* [Written problem] Pull out each line of the records holding the string "سيبويه".

[Stored records]
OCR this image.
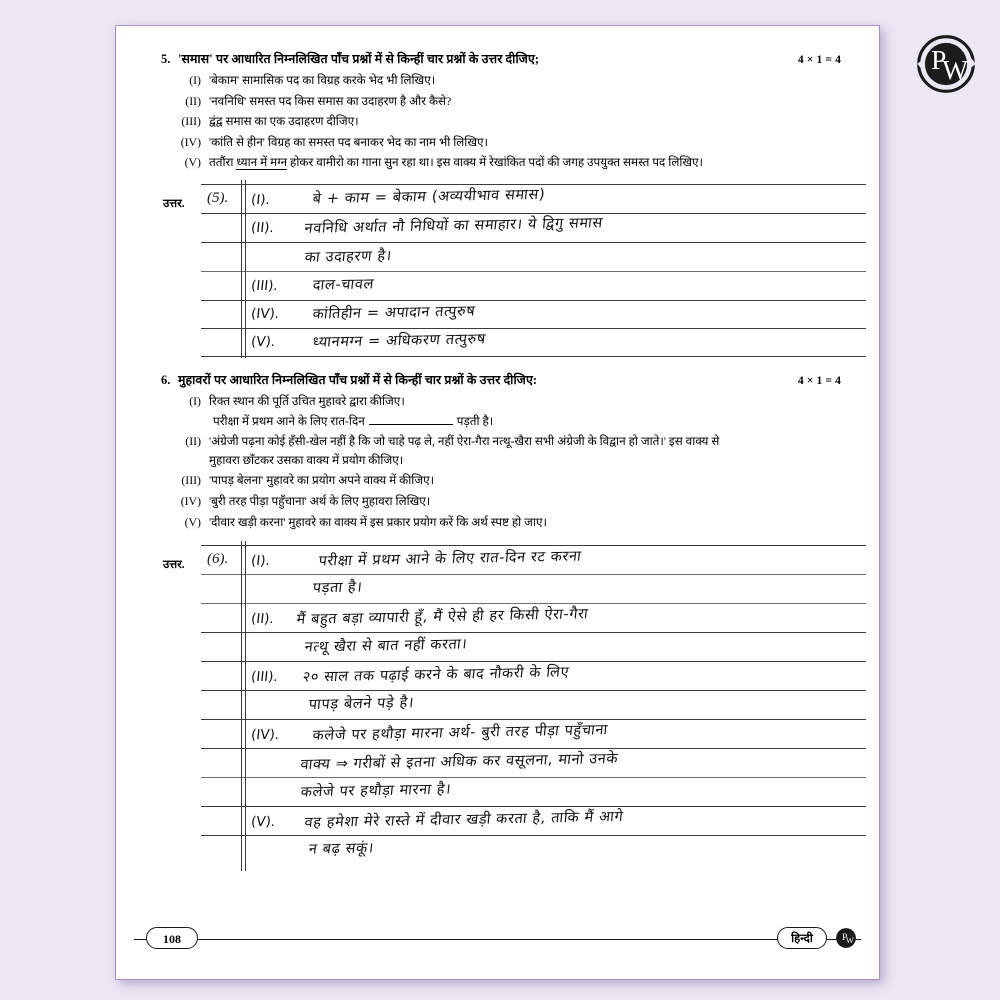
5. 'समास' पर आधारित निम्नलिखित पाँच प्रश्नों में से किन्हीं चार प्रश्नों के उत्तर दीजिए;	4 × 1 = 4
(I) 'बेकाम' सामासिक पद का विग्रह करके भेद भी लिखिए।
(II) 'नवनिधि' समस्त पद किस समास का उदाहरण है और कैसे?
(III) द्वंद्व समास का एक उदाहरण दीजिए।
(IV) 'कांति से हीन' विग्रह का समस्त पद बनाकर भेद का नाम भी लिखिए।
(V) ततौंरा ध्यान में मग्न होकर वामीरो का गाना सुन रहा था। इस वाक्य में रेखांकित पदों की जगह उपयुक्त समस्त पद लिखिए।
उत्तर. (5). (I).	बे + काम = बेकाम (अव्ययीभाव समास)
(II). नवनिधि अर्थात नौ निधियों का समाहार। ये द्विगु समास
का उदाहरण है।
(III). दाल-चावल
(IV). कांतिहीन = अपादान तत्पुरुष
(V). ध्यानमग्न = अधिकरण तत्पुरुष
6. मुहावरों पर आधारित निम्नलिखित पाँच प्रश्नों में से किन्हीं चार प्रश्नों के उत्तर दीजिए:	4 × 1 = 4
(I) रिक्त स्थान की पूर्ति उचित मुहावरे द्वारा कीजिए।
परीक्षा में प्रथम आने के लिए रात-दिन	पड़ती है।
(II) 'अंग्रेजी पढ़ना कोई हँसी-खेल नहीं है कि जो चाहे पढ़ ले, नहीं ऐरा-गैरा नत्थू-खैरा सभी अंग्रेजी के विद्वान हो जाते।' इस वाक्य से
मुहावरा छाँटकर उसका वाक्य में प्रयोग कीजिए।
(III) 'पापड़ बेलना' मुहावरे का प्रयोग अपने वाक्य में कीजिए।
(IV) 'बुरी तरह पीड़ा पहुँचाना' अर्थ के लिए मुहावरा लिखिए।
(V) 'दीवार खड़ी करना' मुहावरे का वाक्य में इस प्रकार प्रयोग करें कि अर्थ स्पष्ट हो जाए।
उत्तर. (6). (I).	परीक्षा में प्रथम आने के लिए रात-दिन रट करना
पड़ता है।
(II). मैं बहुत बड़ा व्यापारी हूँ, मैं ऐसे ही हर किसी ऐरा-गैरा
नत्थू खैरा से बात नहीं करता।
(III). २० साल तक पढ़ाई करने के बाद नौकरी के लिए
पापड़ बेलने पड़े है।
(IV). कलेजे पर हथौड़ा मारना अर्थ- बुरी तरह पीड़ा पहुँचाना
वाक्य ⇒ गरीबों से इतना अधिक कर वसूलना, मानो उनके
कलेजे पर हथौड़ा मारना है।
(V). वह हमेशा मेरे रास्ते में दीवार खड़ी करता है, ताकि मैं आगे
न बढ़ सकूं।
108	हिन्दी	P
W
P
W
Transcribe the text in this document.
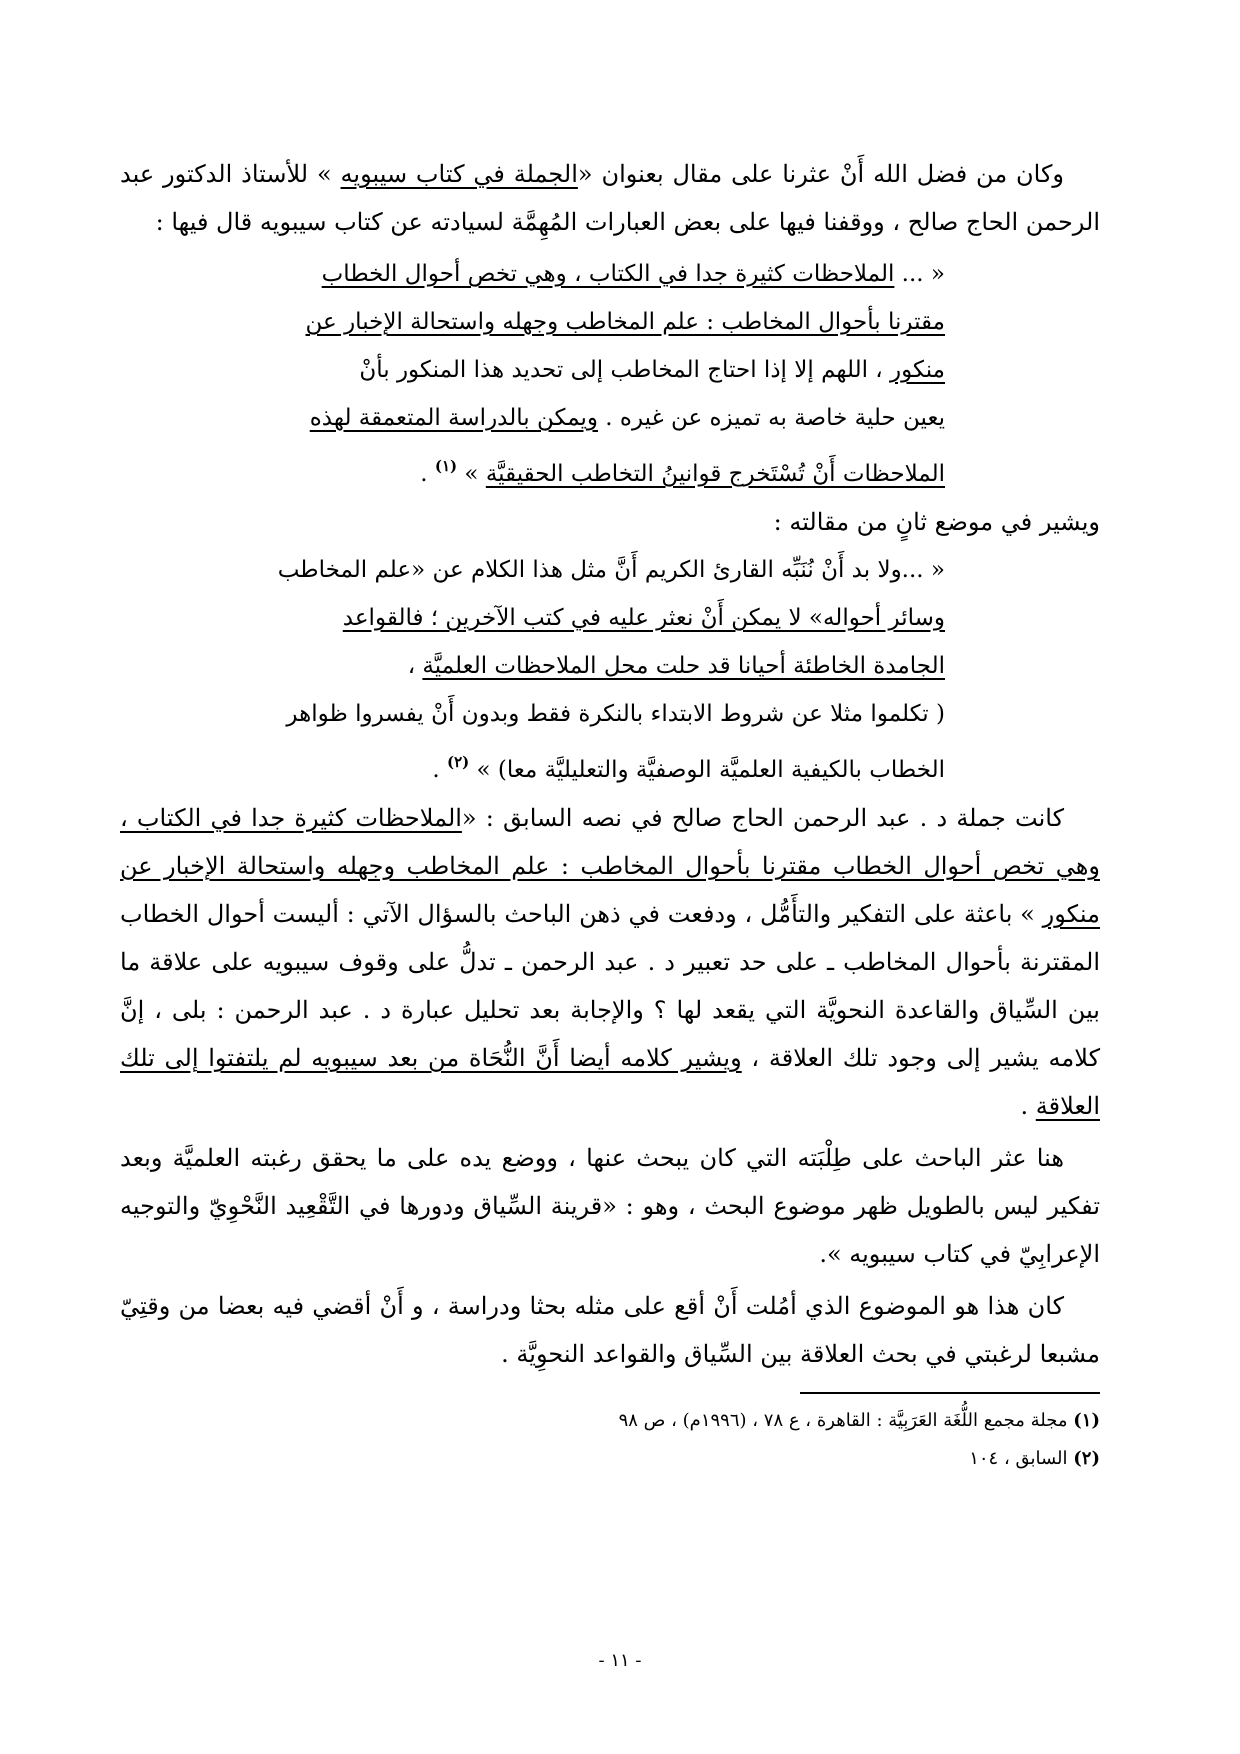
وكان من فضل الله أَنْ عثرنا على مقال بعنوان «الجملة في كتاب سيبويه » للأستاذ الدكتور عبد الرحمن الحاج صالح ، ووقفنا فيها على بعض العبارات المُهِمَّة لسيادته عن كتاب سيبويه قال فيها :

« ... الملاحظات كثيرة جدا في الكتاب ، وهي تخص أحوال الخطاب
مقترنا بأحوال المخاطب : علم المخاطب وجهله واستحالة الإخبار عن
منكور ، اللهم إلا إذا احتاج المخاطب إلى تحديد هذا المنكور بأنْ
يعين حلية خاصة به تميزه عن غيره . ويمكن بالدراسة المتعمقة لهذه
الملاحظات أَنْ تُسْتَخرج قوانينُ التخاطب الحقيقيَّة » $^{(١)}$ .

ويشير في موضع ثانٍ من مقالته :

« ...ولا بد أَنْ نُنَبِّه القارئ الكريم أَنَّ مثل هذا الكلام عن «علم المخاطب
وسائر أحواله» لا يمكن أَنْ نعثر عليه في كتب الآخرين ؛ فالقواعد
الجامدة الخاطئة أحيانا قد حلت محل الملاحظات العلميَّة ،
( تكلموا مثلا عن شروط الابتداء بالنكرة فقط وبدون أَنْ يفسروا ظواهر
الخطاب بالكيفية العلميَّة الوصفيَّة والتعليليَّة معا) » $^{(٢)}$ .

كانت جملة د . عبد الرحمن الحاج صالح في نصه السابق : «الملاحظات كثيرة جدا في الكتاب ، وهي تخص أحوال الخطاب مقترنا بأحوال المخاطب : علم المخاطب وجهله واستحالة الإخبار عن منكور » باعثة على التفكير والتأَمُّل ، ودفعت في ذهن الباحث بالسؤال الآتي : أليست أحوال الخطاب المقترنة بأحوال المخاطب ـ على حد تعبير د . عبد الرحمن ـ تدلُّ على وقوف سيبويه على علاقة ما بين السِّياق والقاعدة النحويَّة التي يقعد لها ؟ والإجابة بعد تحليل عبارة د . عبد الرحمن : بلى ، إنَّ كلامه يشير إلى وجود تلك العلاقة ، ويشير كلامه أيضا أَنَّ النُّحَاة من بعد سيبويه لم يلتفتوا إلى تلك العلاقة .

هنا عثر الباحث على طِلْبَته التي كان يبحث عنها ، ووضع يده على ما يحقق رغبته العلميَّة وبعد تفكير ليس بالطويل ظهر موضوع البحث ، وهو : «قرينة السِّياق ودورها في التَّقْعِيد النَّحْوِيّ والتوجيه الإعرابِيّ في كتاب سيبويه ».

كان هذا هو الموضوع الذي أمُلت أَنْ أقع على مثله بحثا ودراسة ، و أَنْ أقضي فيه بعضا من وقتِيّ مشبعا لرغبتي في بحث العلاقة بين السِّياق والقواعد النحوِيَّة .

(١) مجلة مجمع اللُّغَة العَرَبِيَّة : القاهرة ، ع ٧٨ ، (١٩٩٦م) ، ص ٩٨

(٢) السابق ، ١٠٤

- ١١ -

---

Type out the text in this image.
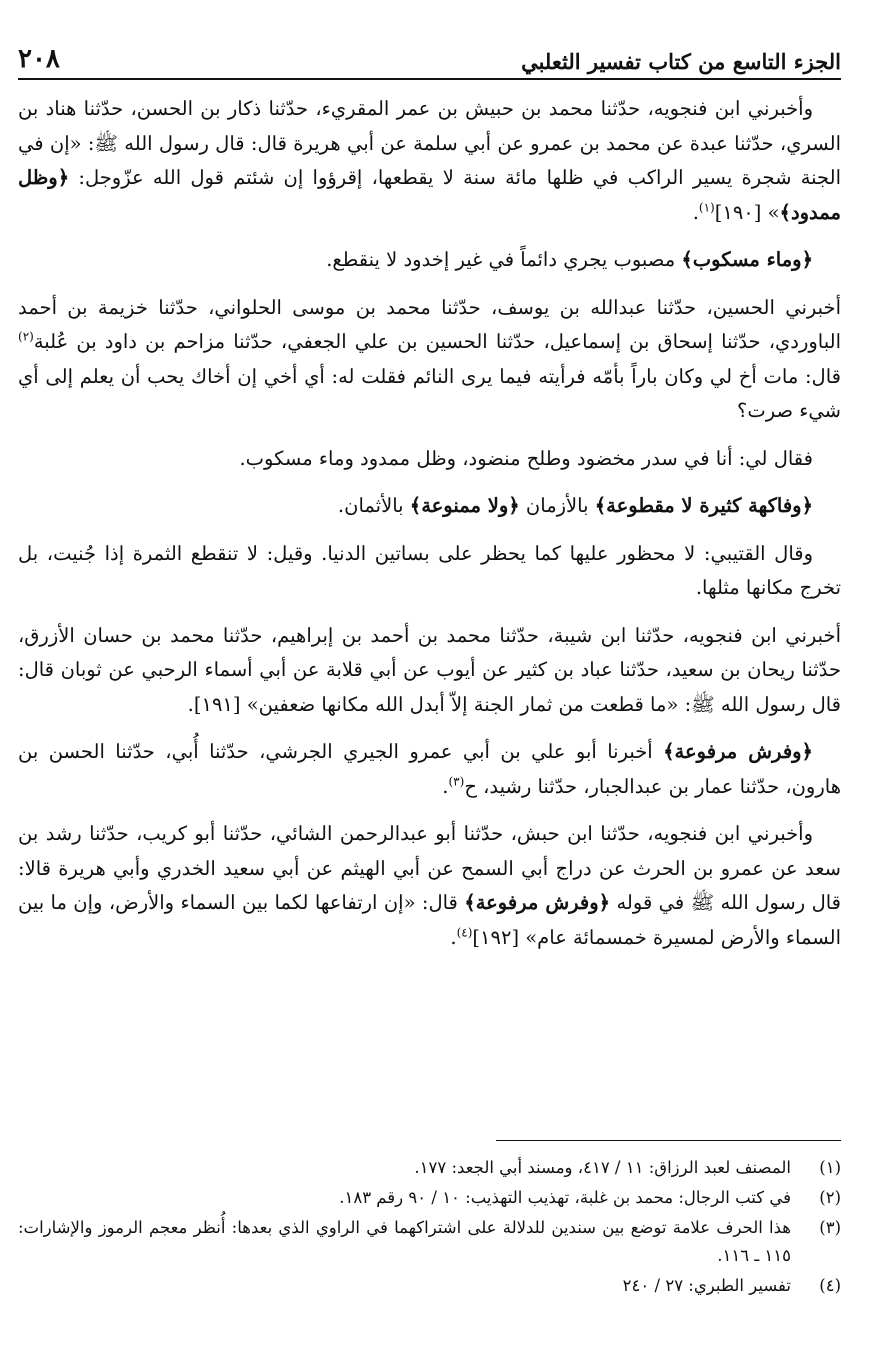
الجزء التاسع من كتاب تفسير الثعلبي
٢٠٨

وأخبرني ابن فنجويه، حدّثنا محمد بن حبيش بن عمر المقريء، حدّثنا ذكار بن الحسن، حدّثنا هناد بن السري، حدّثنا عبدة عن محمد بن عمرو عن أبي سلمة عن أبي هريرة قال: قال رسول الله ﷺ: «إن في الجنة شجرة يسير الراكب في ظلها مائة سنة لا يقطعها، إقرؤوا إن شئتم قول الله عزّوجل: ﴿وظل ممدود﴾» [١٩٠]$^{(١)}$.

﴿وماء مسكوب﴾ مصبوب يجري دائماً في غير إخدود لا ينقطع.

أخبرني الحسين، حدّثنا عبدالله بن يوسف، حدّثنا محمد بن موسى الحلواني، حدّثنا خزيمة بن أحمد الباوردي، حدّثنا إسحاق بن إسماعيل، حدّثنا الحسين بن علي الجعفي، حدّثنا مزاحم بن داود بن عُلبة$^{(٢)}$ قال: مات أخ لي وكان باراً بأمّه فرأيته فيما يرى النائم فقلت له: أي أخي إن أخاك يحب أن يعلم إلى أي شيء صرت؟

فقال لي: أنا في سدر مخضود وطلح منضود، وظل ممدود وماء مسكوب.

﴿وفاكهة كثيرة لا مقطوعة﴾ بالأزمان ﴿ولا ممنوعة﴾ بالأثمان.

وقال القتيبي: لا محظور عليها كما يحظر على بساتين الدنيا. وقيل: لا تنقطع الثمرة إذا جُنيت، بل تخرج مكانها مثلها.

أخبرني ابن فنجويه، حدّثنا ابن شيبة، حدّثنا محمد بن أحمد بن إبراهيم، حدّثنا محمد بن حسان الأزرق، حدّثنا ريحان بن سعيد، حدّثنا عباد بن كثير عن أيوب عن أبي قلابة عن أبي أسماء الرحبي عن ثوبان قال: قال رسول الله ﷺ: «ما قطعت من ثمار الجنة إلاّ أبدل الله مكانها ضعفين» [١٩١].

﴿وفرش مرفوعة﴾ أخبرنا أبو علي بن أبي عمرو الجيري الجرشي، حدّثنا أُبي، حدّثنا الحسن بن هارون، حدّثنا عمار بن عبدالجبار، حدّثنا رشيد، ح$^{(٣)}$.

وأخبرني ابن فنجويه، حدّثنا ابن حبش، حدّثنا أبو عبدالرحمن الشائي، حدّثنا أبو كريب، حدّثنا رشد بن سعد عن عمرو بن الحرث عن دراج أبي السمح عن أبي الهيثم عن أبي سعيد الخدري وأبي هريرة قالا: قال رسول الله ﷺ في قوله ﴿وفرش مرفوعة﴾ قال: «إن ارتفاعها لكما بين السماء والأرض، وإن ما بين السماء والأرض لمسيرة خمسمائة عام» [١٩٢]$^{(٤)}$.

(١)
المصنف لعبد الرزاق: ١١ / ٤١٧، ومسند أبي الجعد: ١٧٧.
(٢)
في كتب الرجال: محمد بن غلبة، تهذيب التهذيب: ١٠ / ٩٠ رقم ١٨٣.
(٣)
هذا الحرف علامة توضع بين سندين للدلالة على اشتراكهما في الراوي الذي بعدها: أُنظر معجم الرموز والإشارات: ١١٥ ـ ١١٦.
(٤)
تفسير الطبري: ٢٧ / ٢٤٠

* [Answer to the exercise]
وكان من فضل الله أَنْ عثرنا على مقال بعنوان «الجملة في كتاب سيبويه » للأستاذ الدكتور عبد الرحمن الحاج صالح ، ووقفنا فيها على بعض العبارات المُهِمَّة لسيادته عن كتاب سيبويه قال فيها :
كانت جملة د . عبد الرحمن الحاج صالح في نصه السابق : «الملاحظات كثيرة جدا في الكتاب ، وهي تخص أحوال الخطاب مقترنا بأحوال المخاطب : علم المخاطب وجهله واستحالة الإخبار عن منكور » باعثة على التفكير والتأَمُّل ، ودفعت في ذهن الباحث بالسؤال الآتي : أليست أحوال الخطاب المقترنة بأحوال المخاطب ـ على حد تعبير د . عبد الرحمن ـ تدلُّ على وقوف سيبويه على علاقة ما بين السِّياق والقاعدة النحويَّة التي يقعد لها ؟ والإجابة بعد تحليل عبارة د . عبد الرحمن : بلى ، إنَّ كلامه يشير إلى وجود تلك العلاقة ، ويشير كلامه أيضا أَنَّ النُّحَاة من بعد سيبويه لم يلتفتوا إلى تلك العلاقة .
هنا عثر الباحث على طِلْبَته التي كان يبحث عنها ، ووضع يده على ما يحقق رغبته العلميَّة وبعد تفكير ليس بالطويل ظهر موضوع البحث ، وهو : «قرينة السِّياق ودورها في التَّقْعِيد النَّحْوِيّ والتوجيه الإعرابِيّ في كتاب سيبويه ».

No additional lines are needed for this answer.